**Goal**
Put every line from the start of the rows below through the line containing "- data-label-lineage2-m: 166,734: [339, 307, 403, 323]", both included, into a Markdown table with the columns No. and Entry. Number each line in No., and leave out blank lines.

───── Recorded information ─────

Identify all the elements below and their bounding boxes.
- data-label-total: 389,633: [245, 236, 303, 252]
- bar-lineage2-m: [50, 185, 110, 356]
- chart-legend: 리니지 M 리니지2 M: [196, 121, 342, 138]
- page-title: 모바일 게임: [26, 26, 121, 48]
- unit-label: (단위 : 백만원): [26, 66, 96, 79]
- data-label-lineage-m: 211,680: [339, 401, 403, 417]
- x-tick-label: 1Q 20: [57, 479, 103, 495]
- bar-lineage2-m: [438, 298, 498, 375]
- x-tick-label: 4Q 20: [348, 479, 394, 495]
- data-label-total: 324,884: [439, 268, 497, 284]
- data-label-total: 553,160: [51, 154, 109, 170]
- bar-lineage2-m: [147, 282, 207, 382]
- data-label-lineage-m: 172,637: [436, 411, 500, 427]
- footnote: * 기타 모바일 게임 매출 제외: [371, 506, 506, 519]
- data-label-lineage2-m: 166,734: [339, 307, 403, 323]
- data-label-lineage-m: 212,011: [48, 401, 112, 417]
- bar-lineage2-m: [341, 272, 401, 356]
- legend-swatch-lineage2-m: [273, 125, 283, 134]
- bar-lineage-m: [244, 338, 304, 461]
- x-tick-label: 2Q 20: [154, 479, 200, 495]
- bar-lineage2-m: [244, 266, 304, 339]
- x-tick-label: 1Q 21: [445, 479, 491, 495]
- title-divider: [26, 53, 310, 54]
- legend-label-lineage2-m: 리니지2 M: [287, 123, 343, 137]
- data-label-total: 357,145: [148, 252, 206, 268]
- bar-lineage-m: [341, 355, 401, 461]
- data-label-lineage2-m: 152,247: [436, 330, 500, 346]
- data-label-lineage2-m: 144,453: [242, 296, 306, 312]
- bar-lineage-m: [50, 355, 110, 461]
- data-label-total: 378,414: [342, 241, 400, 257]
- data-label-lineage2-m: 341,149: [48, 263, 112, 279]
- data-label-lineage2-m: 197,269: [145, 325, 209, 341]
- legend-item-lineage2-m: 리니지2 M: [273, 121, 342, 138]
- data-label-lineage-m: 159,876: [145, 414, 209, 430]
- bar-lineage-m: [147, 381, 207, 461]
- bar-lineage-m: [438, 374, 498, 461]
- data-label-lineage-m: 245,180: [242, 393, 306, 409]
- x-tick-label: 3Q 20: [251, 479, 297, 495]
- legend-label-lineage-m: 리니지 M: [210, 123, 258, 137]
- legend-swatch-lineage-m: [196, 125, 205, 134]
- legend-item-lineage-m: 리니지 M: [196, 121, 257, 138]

─────

**Response for this exercise**
| No. | Entry |
|---|---|
| 1 | Identify all the elements below and their bounding boxes. |
| 2 | - data-label-total: 389,633: [245, 236, 303, 252] |
| 3 | - bar-lineage2-m: [50, 185, 110, 356] |
| 4 | - chart-legend: 리니지 M 리니지2 M: [196, 121, 342, 138] |
| 5 | - page-title: 모바일 게임: [26, 26, 121, 48] |
| 6 | - unit-label: (단위 : 백만원): [26, 66, 96, 79] |
| 7 | - data-label-lineage-m: 211,680: [339, 401, 403, 417] |
| 8 | - x-tick-label: 1Q 20: [57, 479, 103, 495] |
| 9 | - bar-lineage2-m: [438, 298, 498, 375] |
| 10 | - x-tick-label: 4Q 20: [348, 479, 394, 495] |
| 11 | - data-label-total: 324,884: [439, 268, 497, 284] |
| 12 | - data-label-total: 553,160: [51, 154, 109, 170] |
| 13 | - bar-lineage2-m: [147, 282, 207, 382] |
| 14 | - data-label-lineage-m: 172,637: [436, 411, 500, 427] |
| 15 | - footnote: * 기타 모바일 게임 매출 제외: [371, 506, 506, 519] |
| 16 | - data-label-lineage2-m: 166,734: [339, 307, 403, 323] |